» EXCERPTED TEXT:
----------------
Back to Lobehub

macOS Computer Use (osascript) toolkit

packages/builtin-skills/src/verify/references/computer-use.md

2.2.94.4 KB
Original Source

macOS Computer Use (osascript) toolkit

agent-browser drives Chromium surfaces (web, Electron). For everything it can't reach, this is the escape hatch: macOS Computer Use via osascript (AppleScript) and screencapture. Use it to drive native apps, handle OS-level chrome, and read the screen when no CDP target exists.

This is the native/OS counterpart of agent-browser.md. It is macOS-only and not cloud-portable — prefer CDP automation when both can reach the target; reach here only when CDP can't.

When you need it

  • Native (non-Chromium) app under test — the thing you're verifying is a native macOS app agent-browser can't attach to. Drive it here (see ../surfaces/native.md).
  • OS-level steps inside a web/Electron flow — a native file picker, a system permission prompt, a Save dialog, dock/menu-bar interaction, or a Spotlight/ app-switch the page can't script. Drop to Computer Use for that step, then return to agent-browser.
----------------
» TASK DIRECTIONS:
According to the macOS Computer Use toolkit page, which two tools does macOS Computer Use work through?

» Data drawn from a collection:
----------------
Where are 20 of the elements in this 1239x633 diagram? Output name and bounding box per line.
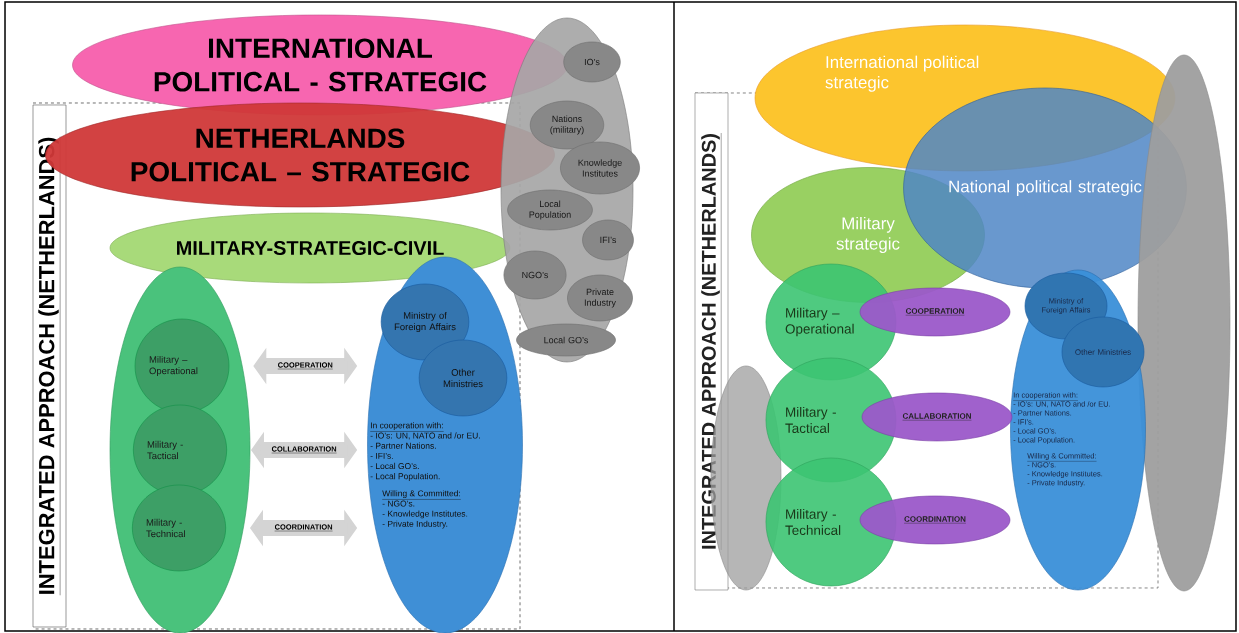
actor-oval: Nations (military) xyxy=(529,100,605,150)
node-label: In cooperation with: xyxy=(370,422,443,431)
actor-oval: Local Population xyxy=(507,189,593,231)
node-label: - IFI’s. xyxy=(370,452,393,459)
node-label: - NGO’s. xyxy=(382,500,415,507)
node-label: - IO’s: UN, NATO and /or EU. xyxy=(370,432,480,440)
actor-oval: Private Industry xyxy=(567,274,633,322)
actor-oval: Local GO’s xyxy=(516,323,616,357)
node-label: - Local Population. xyxy=(370,472,440,481)
actor-oval: NGO’s xyxy=(503,250,567,300)
actor-oval: Knowledge Institutes xyxy=(560,141,640,195)
vertical-label-box: INTEGRATED APPROACH (NETHERLANDS) xyxy=(32,104,67,628)
node-label: - Partner Nations. xyxy=(370,442,436,449)
actor-oval: IFI’s xyxy=(582,219,634,261)
node-label: Willing & Committed: xyxy=(382,490,460,499)
actor-oval: IO’s xyxy=(563,41,621,83)
list-text: In cooperation with: - IO’s: UN, NATO and /or EU. - Partner Nations. - IFI’s. - Local GO’s. - Local Population. Willing & Committed: - NGO’s. - Knowledge Institutes. - Private Industry. xyxy=(370,422,480,529)
node-label: - Private Industry. xyxy=(382,520,448,529)
node-label: - Local GO’s. xyxy=(370,462,419,470)
node-label: - Knowledge Institutes. xyxy=(382,510,468,519)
----------------
» SOLUTION:
osascript (AppleScript) and screencapture.